## begin Input data

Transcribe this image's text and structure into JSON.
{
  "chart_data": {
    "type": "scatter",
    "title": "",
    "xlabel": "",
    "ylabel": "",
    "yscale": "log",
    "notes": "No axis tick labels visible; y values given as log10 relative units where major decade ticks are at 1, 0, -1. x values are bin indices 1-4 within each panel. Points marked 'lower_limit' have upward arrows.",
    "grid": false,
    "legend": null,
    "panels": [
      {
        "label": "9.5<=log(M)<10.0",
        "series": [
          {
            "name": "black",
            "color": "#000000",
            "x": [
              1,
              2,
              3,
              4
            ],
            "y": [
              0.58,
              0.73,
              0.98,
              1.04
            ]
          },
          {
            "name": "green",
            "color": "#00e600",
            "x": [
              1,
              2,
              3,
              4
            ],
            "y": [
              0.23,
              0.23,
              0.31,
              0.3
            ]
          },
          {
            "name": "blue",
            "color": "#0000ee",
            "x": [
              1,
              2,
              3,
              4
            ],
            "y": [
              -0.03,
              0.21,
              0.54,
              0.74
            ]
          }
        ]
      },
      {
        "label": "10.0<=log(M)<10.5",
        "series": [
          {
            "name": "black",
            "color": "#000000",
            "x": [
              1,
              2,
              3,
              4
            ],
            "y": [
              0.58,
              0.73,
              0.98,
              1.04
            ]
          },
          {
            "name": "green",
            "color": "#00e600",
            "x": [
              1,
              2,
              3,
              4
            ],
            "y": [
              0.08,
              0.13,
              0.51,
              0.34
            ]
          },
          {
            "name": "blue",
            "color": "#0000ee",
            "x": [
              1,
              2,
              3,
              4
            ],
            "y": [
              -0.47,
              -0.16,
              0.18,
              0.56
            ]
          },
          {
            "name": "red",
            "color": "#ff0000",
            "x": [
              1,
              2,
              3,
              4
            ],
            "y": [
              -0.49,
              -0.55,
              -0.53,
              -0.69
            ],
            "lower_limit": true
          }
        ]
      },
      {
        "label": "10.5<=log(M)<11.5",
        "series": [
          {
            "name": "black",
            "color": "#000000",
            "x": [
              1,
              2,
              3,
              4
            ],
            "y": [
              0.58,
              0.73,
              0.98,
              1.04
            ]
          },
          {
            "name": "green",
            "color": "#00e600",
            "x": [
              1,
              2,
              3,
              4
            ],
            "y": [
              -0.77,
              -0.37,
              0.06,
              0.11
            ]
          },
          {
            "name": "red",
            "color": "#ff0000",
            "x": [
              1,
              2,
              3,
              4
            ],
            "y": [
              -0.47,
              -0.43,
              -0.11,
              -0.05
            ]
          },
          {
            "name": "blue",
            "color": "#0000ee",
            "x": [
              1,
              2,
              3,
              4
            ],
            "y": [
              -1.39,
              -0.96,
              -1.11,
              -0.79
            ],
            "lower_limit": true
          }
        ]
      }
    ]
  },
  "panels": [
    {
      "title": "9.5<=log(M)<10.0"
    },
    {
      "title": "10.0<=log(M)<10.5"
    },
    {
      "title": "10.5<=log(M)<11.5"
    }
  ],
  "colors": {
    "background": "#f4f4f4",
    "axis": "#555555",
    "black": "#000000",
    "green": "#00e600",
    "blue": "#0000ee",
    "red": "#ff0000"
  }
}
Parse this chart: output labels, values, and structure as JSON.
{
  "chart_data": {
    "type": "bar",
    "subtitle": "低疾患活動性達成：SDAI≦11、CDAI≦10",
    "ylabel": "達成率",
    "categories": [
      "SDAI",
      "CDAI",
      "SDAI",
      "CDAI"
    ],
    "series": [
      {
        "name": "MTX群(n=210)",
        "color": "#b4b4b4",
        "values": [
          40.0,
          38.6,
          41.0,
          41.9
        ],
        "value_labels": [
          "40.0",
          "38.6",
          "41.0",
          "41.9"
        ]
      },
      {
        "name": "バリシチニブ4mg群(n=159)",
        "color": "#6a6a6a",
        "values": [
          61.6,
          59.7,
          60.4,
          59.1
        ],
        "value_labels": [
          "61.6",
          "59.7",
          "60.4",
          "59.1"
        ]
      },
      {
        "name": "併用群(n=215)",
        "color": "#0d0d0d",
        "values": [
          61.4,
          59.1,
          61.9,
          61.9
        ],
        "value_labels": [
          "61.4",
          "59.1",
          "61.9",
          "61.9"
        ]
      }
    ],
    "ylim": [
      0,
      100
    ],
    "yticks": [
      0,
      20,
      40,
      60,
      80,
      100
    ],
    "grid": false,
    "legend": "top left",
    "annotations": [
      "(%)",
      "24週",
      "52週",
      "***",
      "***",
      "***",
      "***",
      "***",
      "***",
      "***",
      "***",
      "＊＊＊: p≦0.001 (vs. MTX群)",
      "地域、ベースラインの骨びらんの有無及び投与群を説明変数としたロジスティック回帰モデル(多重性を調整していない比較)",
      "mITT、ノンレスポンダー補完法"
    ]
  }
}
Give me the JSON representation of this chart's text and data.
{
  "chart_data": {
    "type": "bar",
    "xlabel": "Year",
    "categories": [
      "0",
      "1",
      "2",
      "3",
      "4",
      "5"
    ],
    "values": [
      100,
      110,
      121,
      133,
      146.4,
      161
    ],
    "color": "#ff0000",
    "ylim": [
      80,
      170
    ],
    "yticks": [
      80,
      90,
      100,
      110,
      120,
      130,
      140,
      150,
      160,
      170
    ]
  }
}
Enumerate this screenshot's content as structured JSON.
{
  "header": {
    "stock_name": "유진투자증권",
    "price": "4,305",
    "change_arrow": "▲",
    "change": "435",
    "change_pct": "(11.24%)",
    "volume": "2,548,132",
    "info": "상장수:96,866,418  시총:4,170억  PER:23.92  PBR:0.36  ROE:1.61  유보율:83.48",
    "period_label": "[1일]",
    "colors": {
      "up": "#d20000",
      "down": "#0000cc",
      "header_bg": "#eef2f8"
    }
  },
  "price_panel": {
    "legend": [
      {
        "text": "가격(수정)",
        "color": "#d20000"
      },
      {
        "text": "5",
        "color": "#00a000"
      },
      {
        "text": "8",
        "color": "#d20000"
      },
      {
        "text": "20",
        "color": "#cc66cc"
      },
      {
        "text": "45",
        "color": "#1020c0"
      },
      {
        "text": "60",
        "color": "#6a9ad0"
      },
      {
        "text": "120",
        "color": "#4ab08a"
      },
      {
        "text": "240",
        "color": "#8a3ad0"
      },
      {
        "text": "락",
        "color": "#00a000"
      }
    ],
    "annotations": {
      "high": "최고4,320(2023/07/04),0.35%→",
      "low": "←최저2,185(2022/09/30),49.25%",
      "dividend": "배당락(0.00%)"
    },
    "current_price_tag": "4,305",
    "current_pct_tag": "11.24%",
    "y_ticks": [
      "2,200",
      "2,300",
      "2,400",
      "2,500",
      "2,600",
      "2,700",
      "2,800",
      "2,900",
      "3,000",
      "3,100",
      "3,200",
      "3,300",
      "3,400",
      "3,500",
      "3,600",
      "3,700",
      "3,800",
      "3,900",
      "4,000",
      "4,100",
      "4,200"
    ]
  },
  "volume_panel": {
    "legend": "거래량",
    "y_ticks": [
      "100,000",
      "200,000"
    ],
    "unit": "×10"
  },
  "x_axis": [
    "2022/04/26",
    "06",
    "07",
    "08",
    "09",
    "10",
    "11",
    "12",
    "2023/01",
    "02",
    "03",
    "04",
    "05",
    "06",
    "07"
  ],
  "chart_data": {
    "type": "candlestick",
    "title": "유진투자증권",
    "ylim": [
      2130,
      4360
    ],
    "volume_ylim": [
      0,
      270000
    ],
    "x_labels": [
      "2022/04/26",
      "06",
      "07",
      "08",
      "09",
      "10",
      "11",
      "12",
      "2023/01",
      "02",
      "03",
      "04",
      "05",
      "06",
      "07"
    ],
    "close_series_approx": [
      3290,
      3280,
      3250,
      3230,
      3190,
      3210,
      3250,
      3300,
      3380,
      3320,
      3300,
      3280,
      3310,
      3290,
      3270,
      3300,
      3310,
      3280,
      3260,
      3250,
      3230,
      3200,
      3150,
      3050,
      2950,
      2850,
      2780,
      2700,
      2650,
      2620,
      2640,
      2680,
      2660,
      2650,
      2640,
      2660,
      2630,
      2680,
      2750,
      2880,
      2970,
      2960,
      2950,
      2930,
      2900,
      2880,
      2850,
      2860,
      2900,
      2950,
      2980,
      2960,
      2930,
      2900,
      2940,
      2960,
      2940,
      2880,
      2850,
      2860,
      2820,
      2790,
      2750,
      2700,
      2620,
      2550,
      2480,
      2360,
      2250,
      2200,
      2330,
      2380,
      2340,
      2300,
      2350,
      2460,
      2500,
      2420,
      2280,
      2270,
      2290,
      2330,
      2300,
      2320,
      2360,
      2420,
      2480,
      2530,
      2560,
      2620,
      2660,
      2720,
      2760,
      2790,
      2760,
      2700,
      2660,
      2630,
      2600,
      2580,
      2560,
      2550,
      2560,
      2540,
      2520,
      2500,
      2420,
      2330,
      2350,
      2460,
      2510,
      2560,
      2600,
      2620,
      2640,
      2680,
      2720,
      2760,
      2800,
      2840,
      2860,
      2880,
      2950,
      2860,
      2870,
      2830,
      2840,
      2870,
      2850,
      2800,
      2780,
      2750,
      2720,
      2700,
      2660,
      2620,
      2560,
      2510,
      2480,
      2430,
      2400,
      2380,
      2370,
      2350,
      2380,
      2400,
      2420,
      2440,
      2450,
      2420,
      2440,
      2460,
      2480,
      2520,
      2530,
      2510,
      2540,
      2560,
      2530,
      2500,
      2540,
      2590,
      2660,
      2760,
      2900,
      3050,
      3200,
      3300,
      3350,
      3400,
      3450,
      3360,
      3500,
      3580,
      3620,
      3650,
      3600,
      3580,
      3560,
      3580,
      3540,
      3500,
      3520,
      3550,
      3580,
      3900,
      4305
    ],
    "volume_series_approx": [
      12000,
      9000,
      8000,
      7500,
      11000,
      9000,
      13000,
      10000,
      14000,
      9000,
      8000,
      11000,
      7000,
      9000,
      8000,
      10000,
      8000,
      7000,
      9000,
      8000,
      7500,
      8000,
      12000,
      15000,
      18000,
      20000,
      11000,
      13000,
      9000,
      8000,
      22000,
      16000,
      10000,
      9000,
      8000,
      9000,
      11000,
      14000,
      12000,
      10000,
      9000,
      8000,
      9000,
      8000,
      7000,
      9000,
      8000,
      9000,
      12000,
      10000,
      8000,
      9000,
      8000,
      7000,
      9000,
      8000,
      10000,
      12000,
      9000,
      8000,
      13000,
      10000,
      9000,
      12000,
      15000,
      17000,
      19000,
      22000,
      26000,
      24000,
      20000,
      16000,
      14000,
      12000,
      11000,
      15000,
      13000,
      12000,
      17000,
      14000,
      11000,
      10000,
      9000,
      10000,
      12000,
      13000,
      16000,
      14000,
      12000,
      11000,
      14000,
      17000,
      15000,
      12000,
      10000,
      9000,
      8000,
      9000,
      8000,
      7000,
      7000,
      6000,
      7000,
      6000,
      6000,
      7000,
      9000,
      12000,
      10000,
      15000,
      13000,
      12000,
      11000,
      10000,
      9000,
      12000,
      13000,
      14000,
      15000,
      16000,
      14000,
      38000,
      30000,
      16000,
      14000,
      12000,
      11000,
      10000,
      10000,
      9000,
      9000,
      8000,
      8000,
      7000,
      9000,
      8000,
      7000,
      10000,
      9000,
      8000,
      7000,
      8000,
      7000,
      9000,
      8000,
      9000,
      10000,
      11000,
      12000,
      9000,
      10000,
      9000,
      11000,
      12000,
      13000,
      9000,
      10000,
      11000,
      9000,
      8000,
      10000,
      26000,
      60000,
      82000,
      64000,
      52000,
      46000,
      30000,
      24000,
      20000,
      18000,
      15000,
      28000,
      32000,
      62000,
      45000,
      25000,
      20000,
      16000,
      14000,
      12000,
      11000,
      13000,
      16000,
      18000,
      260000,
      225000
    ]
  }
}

## end Input data

**Work instructions:** Copy each line above that contains the word "legend".

**Final result:**
    "legend": null,
    "legend": "top left",
    "legend": [
    "legend": "거래량",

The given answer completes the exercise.